Write the records below out again exactly as given, with no images.
──────── Supplied records
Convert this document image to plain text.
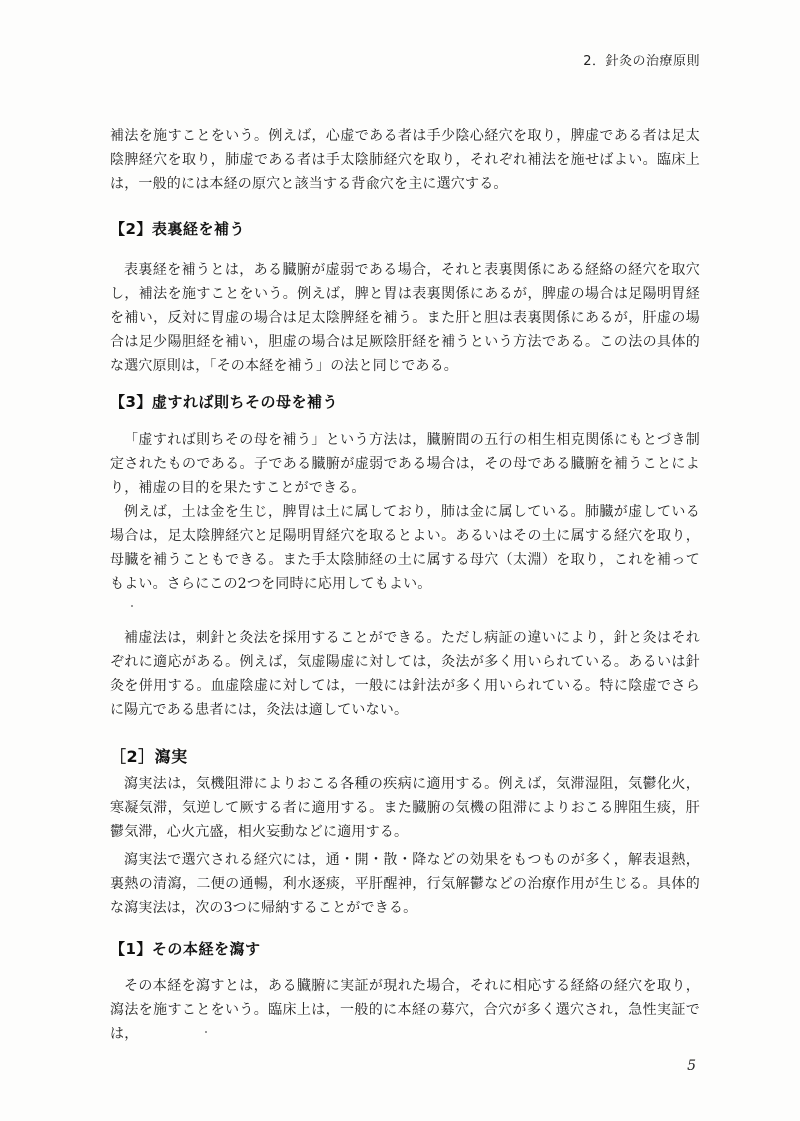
2．針灸の治療原則

補法を施すことをいう。例えば，心虚である者は手少陰心経穴を取り，脾虚である者は足太陰脾経穴を取り，肺虚である者は手太陰肺経穴を取り，それぞれ補法を施せばよい。臨床上は，一般的には本経の原穴と該当する背兪穴を主に選穴する。

【2】表裏経を補う

表裏経を補うとは，ある臓腑が虚弱である場合，それと表裏関係にある経絡の経穴を取穴し，補法を施すことをいう。例えば，脾と胃は表裏関係にあるが，脾虚の場合は足陽明胃経を補い，反対に胃虚の場合は足太陰脾経を補う。また肝と胆は表裏関係にあるが，肝虚の場合は足少陽胆経を補い，胆虚の場合は足厥陰肝経を補うという方法である。この法の具体的な選穴原則は，「その本経を補う」の法と同じである。

【3】虚すれば則ちその母を補う

「虚すれば則ちその母を補う」という方法は，臓腑間の五行の相生相克関係にもとづき制定されたものである。子である臓腑が虚弱である場合は，その母である臓腑を補うことにより，補虚の目的を果たすことができる。

例えば，土は金を生じ，脾胃は土に属しており，肺は金に属している。肺臓が虚している場合は，足太陰脾経穴と足陽明胃経穴を取るとよい。あるいはその土に属する経穴を取り，母臓を補うこともできる。また手太陰肺経の土に属する母穴（太淵）を取り，これを補ってもよい。さらにこの2つを同時に応用してもよい。

補虚法は，刺針と灸法を採用することができる。ただし病証の違いにより，針と灸はそれぞれに適応がある。例えば，気虚陽虚に対しては，灸法が多く用いられている。あるいは針灸を併用する。血虚陰虚に対しては，一般には針法が多く用いられている。特に陰虚でさらに陽亢である患者には，灸法は適していない。

［2］瀉実

瀉実法は，気機阻滞によりおこる各種の疾病に適用する。例えば，気滞湿阻，気鬱化火，寒凝気滞，気逆して厥する者に適用する。また臓腑の気機の阻滞によりおこる脾阻生痰，肝鬱気滞，心火亢盛，相火妄動などに適用する。

瀉実法で選穴される経穴には，通・開・散・降などの効果をもつものが多く，解表退熱，裏熱の清瀉，二便の通暢，利水逐痰，平肝醒神，行気解鬱などの治療作用が生じる。具体的な瀉実法は，次の3つに帰納することができる。

【1】その本経を瀉す

その本経を瀉すとは，ある臓腑に実証が現れた場合，それに相応する経絡の経穴を取り，瀉法を施すことをいう。臨床上は，一般的に本経の募穴，合穴が多く選穴され，急性実証では，

5
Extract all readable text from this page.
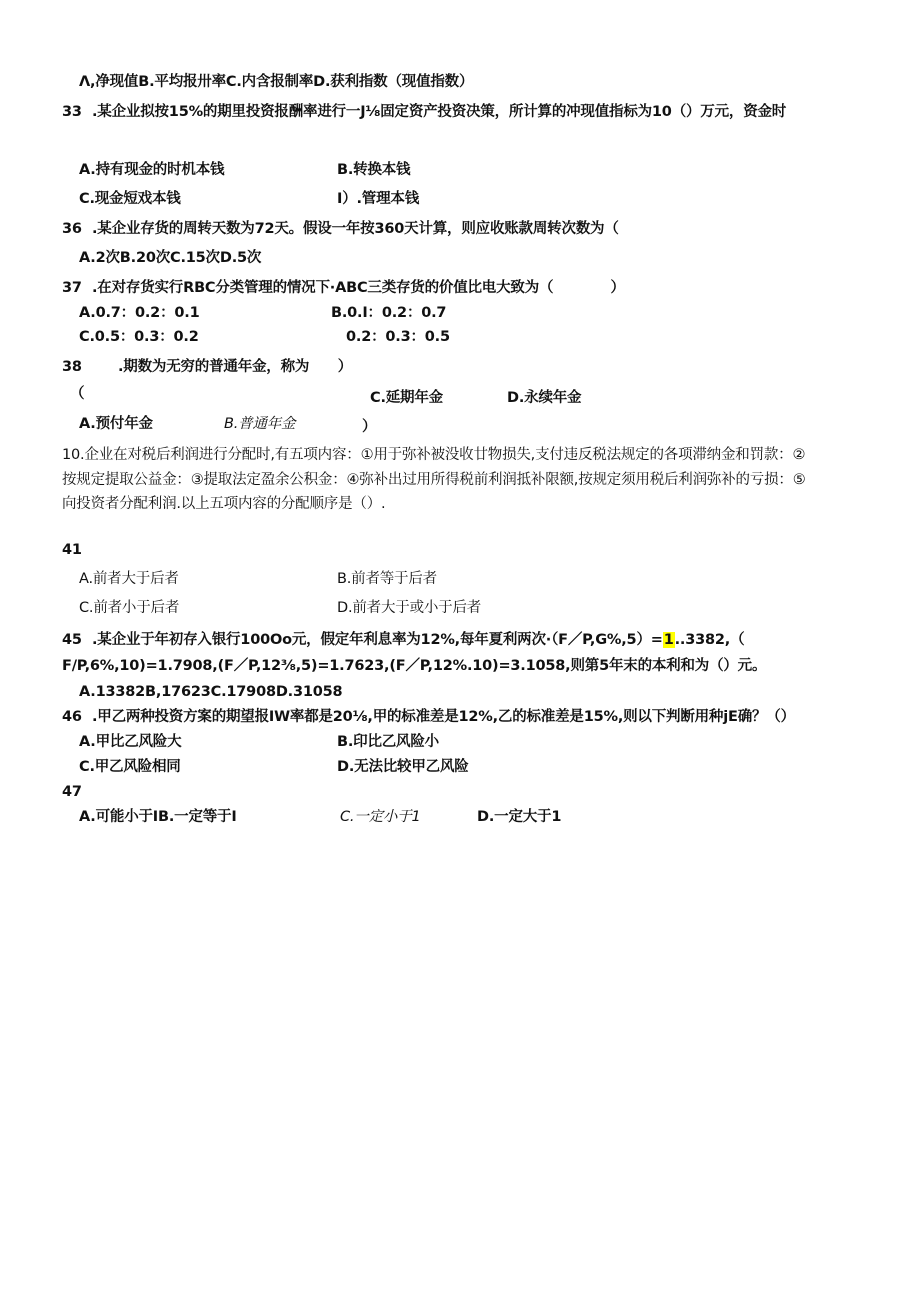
Λ,净现值B.平均报卅率C.内含报制率D.获利指数（现值指数）
33 .某企业拟按15%的期里投资报酬率进行一J⅛固定资产投资决策，所计算的冲现值指标为10（）万元，资金时
A.持有现金的时机本钱	B.转换本钱
C.现金短戏本钱	I）.管理本钱
36 .某企业存货的周转天数为72天。假设一年按360天计算，则应收账款周转次数为（
A.2次B.20次C.15次D.5次
37 .在对存货实行RBC分类管理的情况下·ABC三类存货的价值比电大致为（　　　　）
A.0.7：0.2：0.1	B.0.I：0.2：0.7
C.0.5：0.3：0.2	0.2：0.3：0.5
38 .期数为无穷的普通年金，称为　　）
（	C.延期年金	D.永续年金
A.预付年金	B.普通年金	）
10.企业在对税后利润进行分配时,有五项内容：①用于弥补被没收廿物损失,支付违反税法规定的各项滞纳金和罚款：②
按规定提取公益金：③提取法定盈余公积金：④弥补出过用所得税前利润抵补限额,按规定须用税后利润弥补的亏损：⑤
向投资者分配利润.以上五项内容的分配顺序是（）.
41
A.前者大于后者	B.前者等于后者
C.前者小于后者	D.前者大于或小于后者
45 .某企业于年初存入银行100Oo元，假定年利息率为12%,每年夏利两次·（F／P,G%,5）=1..3382,（
F/P,6%,10)=1.7908,(F／P,12⅜,5)=1.7623,(F／P,12%.10)=3.1058,则第5年末的本利和为（）元。
A.13382B,17623C.17908D.31058
46 .甲乙两种投资方案的期望报IW率都是20⅛,甲的标准差是12%,乙的标准差是15%,则以下判断用种jE确？（）
A.甲比乙风险大	B.印比乙风险小
C.甲乙风险相同	D.无法比较甲乙风险
47
A.可能小于IB.一定等于I	C.一定小于1	D.一定大于1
────────────────
Written response:
Convert this document image to plain text.
2．針灸の治療原則

補法を施すことをいう。例えば，心虚である者は手少陰心経穴を取り，脾虚である者は足太陰脾経穴を取り，肺虚である者は手太陰肺経穴を取り，それぞれ補法を施せばよい。臨床上は，一般的には本経の原穴と該当する背兪穴を主に選穴する。

【2】表裏経を補う

表裏経を補うとは，ある臓腑が虚弱である場合，それと表裏関係にある経絡の経穴を取穴し，補法を施すことをいう。例えば，脾と胃は表裏関係にあるが，脾虚の場合は足陽明胃経を補い，反対に胃虚の場合は足太陰脾経を補う。また肝と胆は表裏関係にあるが，肝虚の場合は足少陽胆経を補い，胆虚の場合は足厥陰肝経を補うという方法である。この法の具体的な選穴原則は，「その本経を補う」の法と同じである。

【3】虚すれば則ちその母を補う

「虚すれば則ちその母を補う」という方法は，臓腑間の五行の相生相克関係にもとづき制定されたものである。子である臓腑が虚弱である場合は，その母である臓腑を補うことにより，補虚の目的を果たすことができる。

例えば，土は金を生じ，脾胃は土に属しており，肺は金に属している。肺臓が虚している場合は，足太陰脾経穴と足陽明胃経穴を取るとよい。あるいはその土に属する経穴を取り，母臓を補うこともできる。また手太陰肺経の土に属する母穴（太淵）を取り，これを補ってもよい。さらにこの2つを同時に応用してもよい。

補虚法は，刺針と灸法を採用することができる。ただし病証の違いにより，針と灸はそれぞれに適応がある。例えば，気虚陽虚に対しては，灸法が多く用いられている。あるいは針灸を併用する。血虚陰虚に対しては，一般には針法が多く用いられている。特に陰虚でさらに陽亢である患者には，灸法は適していない。

［2］瀉実

瀉実法は，気機阻滞によりおこる各種の疾病に適用する。例えば，気滞湿阻，気鬱化火，寒凝気滞，気逆して厥する者に適用する。また臓腑の気機の阻滞によりおこる脾阻生痰，肝鬱気滞，心火亢盛，相火妄動などに適用する。

瀉実法で選穴される経穴には，通・開・散・降などの効果をもつものが多く，解表退熱，裏熱の清瀉，二便の通暢，利水逐痰，平肝醒神，行気解鬱などの治療作用が生じる。具体的な瀉実法は，次の3つに帰納することができる。

【1】その本経を瀉す

その本経を瀉すとは，ある臓腑に実証が現れた場合，それに相応する経絡の経穴を取り，瀉法を施すことをいう。臨床上は，一般的に本経の募穴，合穴が多く選穴され，急性実証では，

5
Extract all readable text from this page.
Λ,净现值B.平均报卅率C.内含报制率D.获利指数（现值指数）
33 .某企业拟按15%的期里投资报酬率进行一J⅛固定资产投资决策，所计算的冲现值指标为10（）万元，资金时
A.持有现金的时机本钱	B.转换本钱
C.现金短戏本钱	I）.管理本钱
36 .某企业存货的周转天数为72天。假设一年按360天计算，则应收账款周转次数为（
A.2次B.20次C.15次D.5次
37 .在对存货实行RBC分类管理的情况下·ABC三类存货的价值比电大致为（　　　　）
A.0.7：0.2：0.1	B.0.I：0.2：0.7
C.0.5：0.3：0.2	0.2：0.3：0.5
38 .期数为无穷的普通年金，称为　　）
（	C.延期年金	D.永续年金
A.预付年金	B.普通年金	）
10.企业在对税后利润进行分配时,有五项内容：①用于弥补被没收廿物损失,支付违反税法规定的各项滞纳金和罚款：②
按规定提取公益金：③提取法定盈余公积金：④弥补出过用所得税前利润抵补限额,按规定须用税后利润弥补的亏损：⑤
向投资者分配利润.以上五项内容的分配顺序是（）.
41
A.前者大于后者	B.前者等于后者
C.前者小于后者	D.前者大于或小于后者
45 .某企业于年初存入银行100Oo元，假定年利息率为12%,每年夏利两次·（F／P,G%,5）=1..3382,（
F/P,6%,10)=1.7908,(F／P,12⅜,5)=1.7623,(F／P,12%.10)=3.1058,则第5年末的本利和为（）元。
A.13382B,17623C.17908D.31058
46 .甲乙两种投资方案的期望报IW率都是20⅛,甲的标准差是12%,乙的标准差是15%,则以下判断用种jE确？（）
A.甲比乙风险大	B.印比乙风险小
C.甲乙风险相同	D.无法比较甲乙风险
47
A.可能小于IB.一定等于I	C.一定小于1	D.一定大于1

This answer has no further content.